■ **Data extract**
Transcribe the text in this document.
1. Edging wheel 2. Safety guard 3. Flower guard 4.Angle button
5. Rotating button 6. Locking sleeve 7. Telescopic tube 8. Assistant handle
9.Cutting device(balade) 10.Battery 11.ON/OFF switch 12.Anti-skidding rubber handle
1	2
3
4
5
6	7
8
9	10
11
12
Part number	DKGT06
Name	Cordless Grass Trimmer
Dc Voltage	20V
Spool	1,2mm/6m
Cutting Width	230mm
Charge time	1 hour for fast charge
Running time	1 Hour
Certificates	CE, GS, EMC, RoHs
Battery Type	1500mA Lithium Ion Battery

■ **Task instructions**
Every record above should be output exactly.

■ **Result of this task**
Transcribe the text in this document.
1. Edging wheel 2. Safety guard 3. Flower guard 4.Angle button
5. Rotating button 6. Locking sleeve 7. Telescopic tube 8. Assistant handle
9.Cutting device(balade) 10.Battery 11.ON/OFF switch 12.Anti-skidding rubber handle
1	2
3
4
5
6	7
8
9	10
11
12
Part number	DKGT06
Name	Cordless Grass Trimmer
Dc Voltage	20V
Spool	1,2mm/6m
Cutting Width	230mm
Charge time	1 hour for fast charge
Running time	1 Hour
Certificates	CE, GS, EMC, RoHs
Battery Type	1500mA Lithium Ion Battery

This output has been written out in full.